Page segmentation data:
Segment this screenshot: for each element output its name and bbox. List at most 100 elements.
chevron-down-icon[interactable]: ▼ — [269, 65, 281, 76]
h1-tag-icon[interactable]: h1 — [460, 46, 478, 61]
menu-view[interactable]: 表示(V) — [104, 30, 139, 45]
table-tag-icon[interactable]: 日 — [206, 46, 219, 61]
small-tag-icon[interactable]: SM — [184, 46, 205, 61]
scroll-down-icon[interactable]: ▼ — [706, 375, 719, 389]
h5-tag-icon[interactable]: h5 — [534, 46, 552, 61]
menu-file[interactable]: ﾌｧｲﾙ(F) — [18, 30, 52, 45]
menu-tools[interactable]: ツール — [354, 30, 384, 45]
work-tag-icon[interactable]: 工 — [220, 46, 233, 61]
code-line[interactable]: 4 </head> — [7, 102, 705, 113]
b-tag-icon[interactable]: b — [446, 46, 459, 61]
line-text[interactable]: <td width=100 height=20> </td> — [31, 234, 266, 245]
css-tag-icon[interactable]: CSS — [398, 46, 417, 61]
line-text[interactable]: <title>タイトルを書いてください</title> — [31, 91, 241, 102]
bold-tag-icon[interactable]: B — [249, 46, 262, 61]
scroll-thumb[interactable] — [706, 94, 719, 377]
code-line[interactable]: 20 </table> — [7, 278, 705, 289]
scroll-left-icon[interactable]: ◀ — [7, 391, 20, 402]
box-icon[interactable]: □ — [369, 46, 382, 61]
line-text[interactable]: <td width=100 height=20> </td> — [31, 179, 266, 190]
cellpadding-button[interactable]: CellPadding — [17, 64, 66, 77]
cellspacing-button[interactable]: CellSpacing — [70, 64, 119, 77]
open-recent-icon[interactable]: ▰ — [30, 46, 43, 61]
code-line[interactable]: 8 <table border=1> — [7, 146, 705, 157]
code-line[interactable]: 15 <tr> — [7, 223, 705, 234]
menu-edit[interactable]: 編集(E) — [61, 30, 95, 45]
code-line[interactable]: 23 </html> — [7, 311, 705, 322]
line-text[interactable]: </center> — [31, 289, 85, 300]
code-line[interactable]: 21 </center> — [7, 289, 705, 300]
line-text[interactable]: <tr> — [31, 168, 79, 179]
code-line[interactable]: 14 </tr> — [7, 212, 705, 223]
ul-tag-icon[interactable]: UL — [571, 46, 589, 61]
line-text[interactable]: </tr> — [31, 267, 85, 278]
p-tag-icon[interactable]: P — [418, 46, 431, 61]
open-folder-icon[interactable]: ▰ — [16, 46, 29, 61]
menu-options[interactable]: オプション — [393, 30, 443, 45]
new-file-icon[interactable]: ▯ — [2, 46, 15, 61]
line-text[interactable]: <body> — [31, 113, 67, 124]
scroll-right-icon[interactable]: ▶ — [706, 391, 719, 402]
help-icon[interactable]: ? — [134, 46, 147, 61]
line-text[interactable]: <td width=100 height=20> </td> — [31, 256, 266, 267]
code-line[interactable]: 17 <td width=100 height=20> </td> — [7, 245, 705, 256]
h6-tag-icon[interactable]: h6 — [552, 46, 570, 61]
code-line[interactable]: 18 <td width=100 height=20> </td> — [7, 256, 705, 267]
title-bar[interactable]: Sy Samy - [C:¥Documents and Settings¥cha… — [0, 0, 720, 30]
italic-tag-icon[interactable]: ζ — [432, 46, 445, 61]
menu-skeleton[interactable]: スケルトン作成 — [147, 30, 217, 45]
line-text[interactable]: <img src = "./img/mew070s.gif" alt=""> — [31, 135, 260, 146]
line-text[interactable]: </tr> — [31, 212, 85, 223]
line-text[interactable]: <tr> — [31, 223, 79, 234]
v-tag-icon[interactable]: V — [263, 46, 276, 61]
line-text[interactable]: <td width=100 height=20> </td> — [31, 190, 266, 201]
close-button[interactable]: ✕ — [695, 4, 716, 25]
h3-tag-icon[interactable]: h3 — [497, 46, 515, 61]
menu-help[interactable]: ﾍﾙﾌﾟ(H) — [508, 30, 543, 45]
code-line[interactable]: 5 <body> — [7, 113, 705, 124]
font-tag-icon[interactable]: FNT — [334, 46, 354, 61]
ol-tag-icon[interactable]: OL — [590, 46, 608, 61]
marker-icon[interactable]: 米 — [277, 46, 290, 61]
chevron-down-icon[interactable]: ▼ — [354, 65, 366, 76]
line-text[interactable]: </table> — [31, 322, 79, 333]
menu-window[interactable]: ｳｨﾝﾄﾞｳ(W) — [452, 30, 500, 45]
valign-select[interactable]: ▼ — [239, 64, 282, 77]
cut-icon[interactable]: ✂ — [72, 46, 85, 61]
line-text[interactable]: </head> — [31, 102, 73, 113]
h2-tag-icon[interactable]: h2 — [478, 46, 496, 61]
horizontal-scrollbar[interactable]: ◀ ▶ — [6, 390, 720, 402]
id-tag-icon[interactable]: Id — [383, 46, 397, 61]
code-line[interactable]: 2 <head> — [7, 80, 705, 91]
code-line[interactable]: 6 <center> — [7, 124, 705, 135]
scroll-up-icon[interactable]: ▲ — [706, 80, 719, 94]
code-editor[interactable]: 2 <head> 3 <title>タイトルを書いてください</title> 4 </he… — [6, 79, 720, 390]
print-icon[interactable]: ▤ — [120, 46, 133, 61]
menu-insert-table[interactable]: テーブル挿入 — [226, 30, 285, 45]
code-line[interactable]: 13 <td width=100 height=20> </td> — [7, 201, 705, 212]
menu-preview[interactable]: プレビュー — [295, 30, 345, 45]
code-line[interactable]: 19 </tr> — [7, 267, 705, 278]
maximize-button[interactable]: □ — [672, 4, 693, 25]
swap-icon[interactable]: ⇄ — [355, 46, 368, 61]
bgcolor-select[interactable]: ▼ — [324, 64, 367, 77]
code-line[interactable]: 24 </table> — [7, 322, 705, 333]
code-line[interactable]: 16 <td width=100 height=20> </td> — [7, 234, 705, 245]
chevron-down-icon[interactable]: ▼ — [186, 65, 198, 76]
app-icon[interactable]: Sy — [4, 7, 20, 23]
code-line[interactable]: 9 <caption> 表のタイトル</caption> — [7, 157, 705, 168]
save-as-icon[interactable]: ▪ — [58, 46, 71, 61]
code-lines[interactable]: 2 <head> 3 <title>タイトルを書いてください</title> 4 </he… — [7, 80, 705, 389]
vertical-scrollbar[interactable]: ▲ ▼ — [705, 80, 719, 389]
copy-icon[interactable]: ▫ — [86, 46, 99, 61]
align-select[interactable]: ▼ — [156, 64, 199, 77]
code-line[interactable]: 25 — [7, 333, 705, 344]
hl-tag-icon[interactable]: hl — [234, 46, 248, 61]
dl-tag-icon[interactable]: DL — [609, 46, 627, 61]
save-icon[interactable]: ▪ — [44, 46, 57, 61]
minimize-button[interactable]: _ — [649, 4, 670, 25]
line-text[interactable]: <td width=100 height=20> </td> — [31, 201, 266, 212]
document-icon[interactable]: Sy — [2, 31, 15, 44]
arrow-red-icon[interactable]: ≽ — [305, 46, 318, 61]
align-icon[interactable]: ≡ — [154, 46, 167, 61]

* Your assignment
Transcribe, exactly and completely, all of the entries.

* Solution to the problem
Segment this screenshot: for each element output its name and bbox. List at most 100 elements.
chevron-down-icon[interactable]: ▼ — [269, 65, 281, 76]
h1-tag-icon[interactable]: h1 — [460, 46, 478, 61]
menu-view[interactable]: 表示(V) — [104, 30, 139, 45]
table-tag-icon[interactable]: 日 — [206, 46, 219, 61]
small-tag-icon[interactable]: SM — [184, 46, 205, 61]
scroll-down-icon[interactable]: ▼ — [706, 375, 719, 389]
h5-tag-icon[interactable]: h5 — [534, 46, 552, 61]
menu-file[interactable]: ﾌｧｲﾙ(F) — [18, 30, 52, 45]
menu-tools[interactable]: ツール — [354, 30, 384, 45]
work-tag-icon[interactable]: 工 — [220, 46, 233, 61]
code-line[interactable]: 4 </head> — [7, 102, 705, 113]
b-tag-icon[interactable]: b — [446, 46, 459, 61]
line-text[interactable]: <td width=100 height=20> </td> — [31, 234, 266, 245]
css-tag-icon[interactable]: CSS — [398, 46, 417, 61]
line-text[interactable]: <title>タイトルを書いてください</title> — [31, 91, 241, 102]
bold-tag-icon[interactable]: B — [249, 46, 262, 61]
scroll-thumb[interactable] — [706, 94, 719, 377]
code-line[interactable]: 20 </table> — [7, 278, 705, 289]
scroll-left-icon[interactable]: ◀ — [7, 391, 20, 402]
box-icon[interactable]: □ — [369, 46, 382, 61]
line-text[interactable]: <td width=100 height=20> </td> — [31, 179, 266, 190]
cellpadding-button[interactable]: CellPadding — [17, 64, 66, 77]
cellspacing-button[interactable]: CellSpacing — [70, 64, 119, 77]
open-recent-icon[interactable]: ▰ — [30, 46, 43, 61]
code-line[interactable]: 8 <table border=1> — [7, 146, 705, 157]
code-line[interactable]: 15 <tr> — [7, 223, 705, 234]
menu-edit[interactable]: 編集(E) — [61, 30, 95, 45]
code-line[interactable]: 23 </html> — [7, 311, 705, 322]
line-text[interactable]: </center> — [31, 289, 85, 300]
code-line[interactable]: 21 </center> — [7, 289, 705, 300]
line-text[interactable]: <tr> — [31, 168, 79, 179]
code-line[interactable]: 14 </tr> — [7, 212, 705, 223]
ul-tag-icon[interactable]: UL — [571, 46, 589, 61]
line-text[interactable]: </tr> — [31, 267, 85, 278]
p-tag-icon[interactable]: P — [418, 46, 431, 61]
open-folder-icon[interactable]: ▰ — [16, 46, 29, 61]
menu-options[interactable]: オプション — [393, 30, 443, 45]
new-file-icon[interactable]: ▯ — [2, 46, 15, 61]
line-text[interactable]: <body> — [31, 113, 67, 124]
scroll-right-icon[interactable]: ▶ — [706, 391, 719, 402]
help-icon[interactable]: ? — [134, 46, 147, 61]
line-text[interactable]: <td width=100 height=20> </td> — [31, 256, 266, 267]
code-line[interactable]: 17 <td width=100 height=20> </td> — [7, 245, 705, 256]
h6-tag-icon[interactable]: h6 — [552, 46, 570, 61]
code-line[interactable]: 18 <td width=100 height=20> </td> — [7, 256, 705, 267]
title-bar[interactable]: Sy Samy - [C:¥Documents and Settings¥cha… — [0, 0, 720, 30]
italic-tag-icon[interactable]: ζ — [432, 46, 445, 61]
menu-skeleton[interactable]: スケルトン作成 — [147, 30, 217, 45]
line-text[interactable]: <img src = "./img/mew070s.gif" alt=""> — [31, 135, 260, 146]
line-text[interactable]: </tr> — [31, 212, 85, 223]
line-text[interactable]: <tr> — [31, 223, 79, 234]
v-tag-icon[interactable]: V — [263, 46, 276, 61]
line-text[interactable]: <td width=100 height=20> </td> — [31, 190, 266, 201]
close-button[interactable]: ✕ — [695, 4, 716, 25]
h3-tag-icon[interactable]: h3 — [497, 46, 515, 61]
menu-help[interactable]: ﾍﾙﾌﾟ(H) — [508, 30, 543, 45]
code-line[interactable]: 5 <body> — [7, 113, 705, 124]
font-tag-icon[interactable]: FNT — [334, 46, 354, 61]
ol-tag-icon[interactable]: OL — [590, 46, 608, 61]
marker-icon[interactable]: 米 — [277, 46, 290, 61]
chevron-down-icon[interactable]: ▼ — [354, 65, 366, 76]
line-text[interactable]: </table> — [31, 322, 79, 333]
menu-window[interactable]: ｳｨﾝﾄﾞｳ(W) — [452, 30, 500, 45]
valign-select[interactable]: ▼ — [239, 64, 282, 77]
cut-icon[interactable]: ✂ — [72, 46, 85, 61]
line-text[interactable]: </head> — [31, 102, 73, 113]
h2-tag-icon[interactable]: h2 — [478, 46, 496, 61]
horizontal-scrollbar[interactable]: ◀ ▶ — [6, 390, 720, 402]
id-tag-icon[interactable]: Id — [383, 46, 397, 61]
code-line[interactable]: 2 <head> — [7, 80, 705, 91]
code-line[interactable]: 6 <center> — [7, 124, 705, 135]
scroll-up-icon[interactable]: ▲ — [706, 80, 719, 94]
code-editor[interactable]: 2 <head> 3 <title>タイトルを書いてください</title> 4 </he… — [6, 79, 720, 390]
print-icon[interactable]: ▤ — [120, 46, 133, 61]
menu-insert-table[interactable]: テーブル挿入 — [226, 30, 285, 45]
code-line[interactable]: 13 <td width=100 height=20> </td> — [7, 201, 705, 212]
menu-preview[interactable]: プレビュー — [295, 30, 345, 45]
code-line[interactable]: 19 </tr> — [7, 267, 705, 278]
maximize-button[interactable]: □ — [672, 4, 693, 25]
swap-icon[interactable]: ⇄ — [355, 46, 368, 61]
bgcolor-select[interactable]: ▼ — [324, 64, 367, 77]
code-line[interactable]: 24 </table> — [7, 322, 705, 333]
code-line[interactable]: 16 <td width=100 height=20> </td> — [7, 234, 705, 245]
chevron-down-icon[interactable]: ▼ — [186, 65, 198, 76]
app-icon[interactable]: Sy — [4, 7, 20, 23]
code-line[interactable]: 9 <caption> 表のタイトル</caption> — [7, 157, 705, 168]
save-as-icon[interactable]: ▪ — [58, 46, 71, 61]
code-lines[interactable]: 2 <head> 3 <title>タイトルを書いてください</title> 4 </he… — [7, 80, 705, 389]
vertical-scrollbar[interactable]: ▲ ▼ — [705, 80, 719, 389]
copy-icon[interactable]: ▫ — [86, 46, 99, 61]
align-select[interactable]: ▼ — [156, 64, 199, 77]
code-line[interactable]: 25 — [7, 333, 705, 344]
hl-tag-icon[interactable]: hl — [234, 46, 248, 61]
dl-tag-icon[interactable]: DL — [609, 46, 627, 61]
save-icon[interactable]: ▪ — [44, 46, 57, 61]
minimize-button[interactable]: _ — [649, 4, 670, 25]
line-text[interactable]: <td width=100 height=20> </td> — [31, 201, 266, 212]
document-icon[interactable]: Sy — [2, 31, 15, 44]
arrow-red-icon[interactable]: ≽ — [305, 46, 318, 61]
align-icon[interactable]: ≡ — [154, 46, 167, 61]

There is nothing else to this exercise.